Transcribe everything in the data word for word. Pictures are left out.

--- Given data ---

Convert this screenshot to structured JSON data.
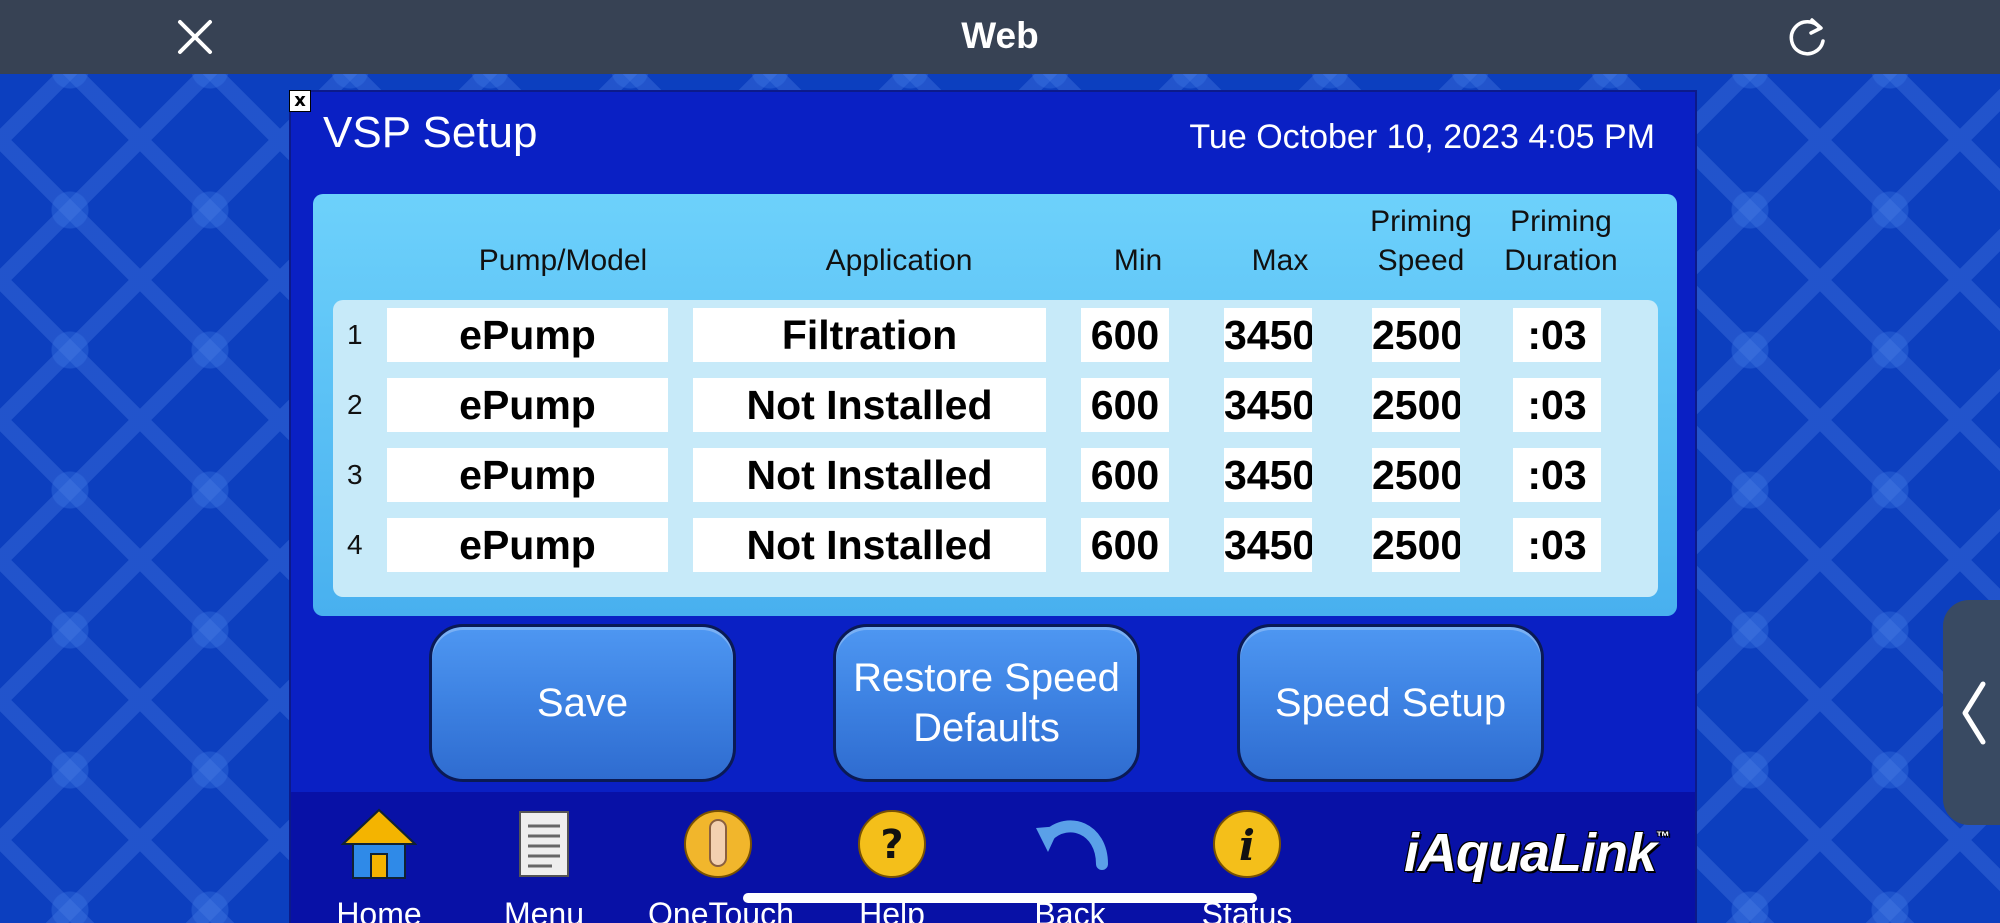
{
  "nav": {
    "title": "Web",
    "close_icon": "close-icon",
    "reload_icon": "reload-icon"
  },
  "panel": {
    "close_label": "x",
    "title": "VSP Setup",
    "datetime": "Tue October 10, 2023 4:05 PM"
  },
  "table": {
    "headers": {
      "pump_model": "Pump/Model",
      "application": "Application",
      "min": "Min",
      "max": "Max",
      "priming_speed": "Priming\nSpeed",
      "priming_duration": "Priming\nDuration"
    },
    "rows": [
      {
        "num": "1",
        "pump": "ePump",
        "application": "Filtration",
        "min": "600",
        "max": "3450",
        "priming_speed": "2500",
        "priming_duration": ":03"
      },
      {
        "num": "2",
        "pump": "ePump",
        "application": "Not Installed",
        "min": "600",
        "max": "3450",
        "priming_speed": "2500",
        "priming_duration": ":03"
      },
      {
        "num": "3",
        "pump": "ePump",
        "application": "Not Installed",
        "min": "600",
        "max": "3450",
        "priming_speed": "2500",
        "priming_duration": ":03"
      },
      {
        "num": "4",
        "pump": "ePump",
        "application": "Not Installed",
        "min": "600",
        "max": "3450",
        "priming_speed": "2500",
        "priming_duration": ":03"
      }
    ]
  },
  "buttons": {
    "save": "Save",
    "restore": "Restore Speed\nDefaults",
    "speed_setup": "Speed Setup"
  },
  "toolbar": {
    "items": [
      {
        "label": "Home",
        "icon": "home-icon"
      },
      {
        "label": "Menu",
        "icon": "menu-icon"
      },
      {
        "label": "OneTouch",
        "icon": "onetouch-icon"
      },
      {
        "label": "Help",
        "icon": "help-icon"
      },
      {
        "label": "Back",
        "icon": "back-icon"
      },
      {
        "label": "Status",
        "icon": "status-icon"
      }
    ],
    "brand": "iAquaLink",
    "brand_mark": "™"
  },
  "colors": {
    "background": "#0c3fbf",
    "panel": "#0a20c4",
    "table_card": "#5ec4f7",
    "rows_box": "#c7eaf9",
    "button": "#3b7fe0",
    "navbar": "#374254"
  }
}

---

• Answer for the task:
Convert this screenshot to structured JSON data.
{
  "nav": {
    "title": "Web",
    "close_icon": "close-icon",
    "reload_icon": "reload-icon"
  },
  "panel": {
    "close_label": "x",
    "title": "VSP Setup",
    "datetime": "Tue October 10, 2023 4:05 PM"
  },
  "table": {
    "headers": {
      "pump_model": "Pump/Model",
      "application": "Application",
      "min": "Min",
      "max": "Max",
      "priming_speed": "Priming\nSpeed",
      "priming_duration": "Priming\nDuration"
    },
    "rows": [
      {
        "num": "1",
        "pump": "ePump",
        "application": "Filtration",
        "min": "600",
        "max": "3450",
        "priming_speed": "2500",
        "priming_duration": ":03"
      },
      {
        "num": "2",
        "pump": "ePump",
        "application": "Not Installed",
        "min": "600",
        "max": "3450",
        "priming_speed": "2500",
        "priming_duration": ":03"
      },
      {
        "num": "3",
        "pump": "ePump",
        "application": "Not Installed",
        "min": "600",
        "max": "3450",
        "priming_speed": "2500",
        "priming_duration": ":03"
      },
      {
        "num": "4",
        "pump": "ePump",
        "application": "Not Installed",
        "min": "600",
        "max": "3450",
        "priming_speed": "2500",
        "priming_duration": ":03"
      }
    ]
  },
  "buttons": {
    "save": "Save",
    "restore": "Restore Speed\nDefaults",
    "speed_setup": "Speed Setup"
  },
  "toolbar": {
    "items": [
      {
        "label": "Home",
        "icon": "home-icon"
      },
      {
        "label": "Menu",
        "icon": "menu-icon"
      },
      {
        "label": "OneTouch",
        "icon": "onetouch-icon"
      },
      {
        "label": "Help",
        "icon": "help-icon"
      },
      {
        "label": "Back",
        "icon": "back-icon"
      },
      {
        "label": "Status",
        "icon": "status-icon"
      }
    ],
    "brand": "iAquaLink",
    "brand_mark": "™"
  },
  "colors": {
    "background": "#0c3fbf",
    "panel": "#0a20c4",
    "table_card": "#5ec4f7",
    "rows_box": "#c7eaf9",
    "button": "#3b7fe0",
    "navbar": "#374254"
  }
}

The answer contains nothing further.